## Task to complete
Using the entries that follow, collect the lines where the word "undefined" appears.

* * * * *

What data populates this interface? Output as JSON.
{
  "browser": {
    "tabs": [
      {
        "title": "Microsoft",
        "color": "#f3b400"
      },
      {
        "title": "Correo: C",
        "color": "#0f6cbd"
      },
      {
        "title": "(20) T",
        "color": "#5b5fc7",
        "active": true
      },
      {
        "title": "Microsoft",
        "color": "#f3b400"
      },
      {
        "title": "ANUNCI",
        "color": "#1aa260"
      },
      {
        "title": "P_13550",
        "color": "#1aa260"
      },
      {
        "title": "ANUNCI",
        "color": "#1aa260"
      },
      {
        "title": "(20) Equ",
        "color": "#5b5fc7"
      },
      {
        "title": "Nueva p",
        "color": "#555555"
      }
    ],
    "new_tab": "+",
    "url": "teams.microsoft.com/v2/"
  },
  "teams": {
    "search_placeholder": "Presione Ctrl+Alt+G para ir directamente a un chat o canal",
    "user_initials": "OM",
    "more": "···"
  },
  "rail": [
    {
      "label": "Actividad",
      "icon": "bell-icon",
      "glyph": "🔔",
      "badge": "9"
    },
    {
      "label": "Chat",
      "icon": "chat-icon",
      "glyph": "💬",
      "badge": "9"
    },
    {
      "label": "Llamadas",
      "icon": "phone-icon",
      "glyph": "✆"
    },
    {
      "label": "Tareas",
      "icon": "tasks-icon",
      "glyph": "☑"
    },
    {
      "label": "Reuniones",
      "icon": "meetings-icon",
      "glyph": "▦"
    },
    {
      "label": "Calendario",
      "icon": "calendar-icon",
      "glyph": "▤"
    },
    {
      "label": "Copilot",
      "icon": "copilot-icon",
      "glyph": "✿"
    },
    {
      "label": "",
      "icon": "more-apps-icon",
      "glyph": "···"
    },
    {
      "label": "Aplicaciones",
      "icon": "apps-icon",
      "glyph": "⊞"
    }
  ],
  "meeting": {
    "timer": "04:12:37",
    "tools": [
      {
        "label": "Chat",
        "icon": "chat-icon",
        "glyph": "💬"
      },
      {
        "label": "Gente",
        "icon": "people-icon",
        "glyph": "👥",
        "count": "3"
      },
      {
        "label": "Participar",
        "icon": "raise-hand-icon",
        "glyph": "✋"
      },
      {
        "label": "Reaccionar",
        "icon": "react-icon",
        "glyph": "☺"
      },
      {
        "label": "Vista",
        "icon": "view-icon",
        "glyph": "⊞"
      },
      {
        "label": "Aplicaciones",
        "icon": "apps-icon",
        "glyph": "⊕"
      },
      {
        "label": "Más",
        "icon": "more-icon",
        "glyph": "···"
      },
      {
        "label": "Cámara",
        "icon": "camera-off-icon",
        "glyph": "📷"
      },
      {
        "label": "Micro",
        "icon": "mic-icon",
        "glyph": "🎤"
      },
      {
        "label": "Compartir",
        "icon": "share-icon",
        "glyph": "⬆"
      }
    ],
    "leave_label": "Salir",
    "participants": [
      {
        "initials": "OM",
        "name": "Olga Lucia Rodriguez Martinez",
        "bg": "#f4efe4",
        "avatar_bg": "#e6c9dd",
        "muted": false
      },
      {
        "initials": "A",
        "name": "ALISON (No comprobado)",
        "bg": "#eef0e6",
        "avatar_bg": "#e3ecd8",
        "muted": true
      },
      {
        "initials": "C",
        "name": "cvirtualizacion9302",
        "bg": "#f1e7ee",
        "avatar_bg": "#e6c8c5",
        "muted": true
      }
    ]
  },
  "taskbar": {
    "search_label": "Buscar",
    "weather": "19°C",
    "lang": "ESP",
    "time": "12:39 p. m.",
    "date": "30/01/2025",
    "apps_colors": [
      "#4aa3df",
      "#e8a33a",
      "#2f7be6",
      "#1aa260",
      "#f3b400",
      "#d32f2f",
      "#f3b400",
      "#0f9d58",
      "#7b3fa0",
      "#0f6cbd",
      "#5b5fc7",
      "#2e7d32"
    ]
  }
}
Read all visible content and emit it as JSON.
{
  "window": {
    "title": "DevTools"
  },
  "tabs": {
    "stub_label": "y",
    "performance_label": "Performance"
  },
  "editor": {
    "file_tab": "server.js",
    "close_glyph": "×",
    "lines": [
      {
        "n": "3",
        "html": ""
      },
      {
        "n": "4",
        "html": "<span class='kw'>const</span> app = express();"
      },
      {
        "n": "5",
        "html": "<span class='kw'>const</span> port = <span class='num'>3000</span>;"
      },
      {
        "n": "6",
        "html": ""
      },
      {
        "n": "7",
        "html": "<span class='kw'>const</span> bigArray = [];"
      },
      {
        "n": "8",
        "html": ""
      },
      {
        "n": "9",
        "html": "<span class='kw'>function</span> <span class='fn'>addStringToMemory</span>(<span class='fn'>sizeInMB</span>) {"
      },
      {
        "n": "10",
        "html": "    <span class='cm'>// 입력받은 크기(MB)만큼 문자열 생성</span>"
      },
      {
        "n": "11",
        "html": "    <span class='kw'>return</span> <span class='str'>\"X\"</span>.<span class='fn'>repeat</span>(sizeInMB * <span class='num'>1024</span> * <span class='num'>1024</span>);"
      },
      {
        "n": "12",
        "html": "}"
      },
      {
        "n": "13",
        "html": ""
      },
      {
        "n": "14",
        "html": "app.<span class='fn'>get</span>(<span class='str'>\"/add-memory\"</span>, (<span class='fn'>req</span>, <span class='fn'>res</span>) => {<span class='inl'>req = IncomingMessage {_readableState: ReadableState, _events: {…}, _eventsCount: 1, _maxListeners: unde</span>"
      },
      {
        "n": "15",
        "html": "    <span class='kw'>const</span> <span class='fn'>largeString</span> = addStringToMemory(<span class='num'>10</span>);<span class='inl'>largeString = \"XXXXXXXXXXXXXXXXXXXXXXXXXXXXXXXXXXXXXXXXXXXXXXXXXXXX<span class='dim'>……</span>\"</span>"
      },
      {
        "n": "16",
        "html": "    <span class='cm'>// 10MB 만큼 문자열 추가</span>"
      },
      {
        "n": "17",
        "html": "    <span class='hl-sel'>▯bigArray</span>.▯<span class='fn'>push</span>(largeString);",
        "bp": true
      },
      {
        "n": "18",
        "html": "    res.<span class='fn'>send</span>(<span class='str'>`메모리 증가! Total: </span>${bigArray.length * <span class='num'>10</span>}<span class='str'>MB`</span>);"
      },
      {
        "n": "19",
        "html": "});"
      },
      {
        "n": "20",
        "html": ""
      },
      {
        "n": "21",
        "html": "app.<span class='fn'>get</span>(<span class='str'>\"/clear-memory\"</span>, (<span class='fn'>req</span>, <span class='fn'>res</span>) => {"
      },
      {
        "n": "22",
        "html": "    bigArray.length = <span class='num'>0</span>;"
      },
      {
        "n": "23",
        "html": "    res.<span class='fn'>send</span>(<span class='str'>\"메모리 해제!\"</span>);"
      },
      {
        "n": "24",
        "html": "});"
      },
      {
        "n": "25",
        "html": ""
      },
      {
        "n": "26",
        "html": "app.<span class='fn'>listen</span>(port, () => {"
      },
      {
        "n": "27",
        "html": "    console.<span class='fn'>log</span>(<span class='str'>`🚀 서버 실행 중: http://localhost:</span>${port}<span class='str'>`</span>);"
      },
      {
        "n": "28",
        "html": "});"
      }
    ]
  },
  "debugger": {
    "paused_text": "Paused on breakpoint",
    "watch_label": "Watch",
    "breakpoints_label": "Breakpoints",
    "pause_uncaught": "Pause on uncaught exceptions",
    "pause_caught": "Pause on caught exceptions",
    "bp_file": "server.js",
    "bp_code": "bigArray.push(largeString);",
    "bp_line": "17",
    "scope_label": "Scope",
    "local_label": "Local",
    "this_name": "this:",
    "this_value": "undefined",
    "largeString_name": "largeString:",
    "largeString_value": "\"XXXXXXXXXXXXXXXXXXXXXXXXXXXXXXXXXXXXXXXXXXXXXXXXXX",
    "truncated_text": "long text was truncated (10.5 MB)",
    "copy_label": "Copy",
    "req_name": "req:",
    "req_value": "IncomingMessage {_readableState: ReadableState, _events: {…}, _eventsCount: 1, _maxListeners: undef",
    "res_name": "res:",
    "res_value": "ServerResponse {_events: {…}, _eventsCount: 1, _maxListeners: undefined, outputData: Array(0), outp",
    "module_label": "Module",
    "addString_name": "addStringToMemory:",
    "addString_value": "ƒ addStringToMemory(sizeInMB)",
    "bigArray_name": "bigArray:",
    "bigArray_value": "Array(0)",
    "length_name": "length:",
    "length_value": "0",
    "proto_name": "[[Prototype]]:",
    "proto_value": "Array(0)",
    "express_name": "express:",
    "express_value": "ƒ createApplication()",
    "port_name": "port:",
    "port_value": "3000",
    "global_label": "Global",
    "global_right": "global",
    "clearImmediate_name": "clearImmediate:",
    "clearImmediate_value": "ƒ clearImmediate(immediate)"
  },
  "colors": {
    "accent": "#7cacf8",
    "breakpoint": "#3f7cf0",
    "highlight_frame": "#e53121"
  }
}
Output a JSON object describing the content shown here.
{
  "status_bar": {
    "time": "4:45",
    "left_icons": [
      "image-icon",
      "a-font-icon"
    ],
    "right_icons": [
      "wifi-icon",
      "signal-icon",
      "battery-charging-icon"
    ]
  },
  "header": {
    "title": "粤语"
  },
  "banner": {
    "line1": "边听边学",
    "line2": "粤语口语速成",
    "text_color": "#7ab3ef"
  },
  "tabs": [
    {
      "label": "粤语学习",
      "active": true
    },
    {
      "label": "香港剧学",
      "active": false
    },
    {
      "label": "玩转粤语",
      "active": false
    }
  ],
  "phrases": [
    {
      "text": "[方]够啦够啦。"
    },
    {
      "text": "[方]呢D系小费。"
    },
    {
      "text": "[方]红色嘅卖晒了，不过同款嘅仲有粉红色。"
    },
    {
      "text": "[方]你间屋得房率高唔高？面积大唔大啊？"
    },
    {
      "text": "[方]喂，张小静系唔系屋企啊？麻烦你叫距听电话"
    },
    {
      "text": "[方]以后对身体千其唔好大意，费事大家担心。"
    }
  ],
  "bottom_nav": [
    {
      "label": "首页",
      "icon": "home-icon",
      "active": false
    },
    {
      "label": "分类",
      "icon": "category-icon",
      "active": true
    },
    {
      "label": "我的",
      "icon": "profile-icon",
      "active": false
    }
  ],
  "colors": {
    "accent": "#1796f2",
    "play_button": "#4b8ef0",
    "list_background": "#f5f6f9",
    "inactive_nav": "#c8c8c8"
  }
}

* * * * *

## Problem solution
    "this_value": "undefined",
    "res_value": "ServerResponse {_events: {…}, _eventsCount: 1, _maxListeners: undefined, outputData: Array(0), outp",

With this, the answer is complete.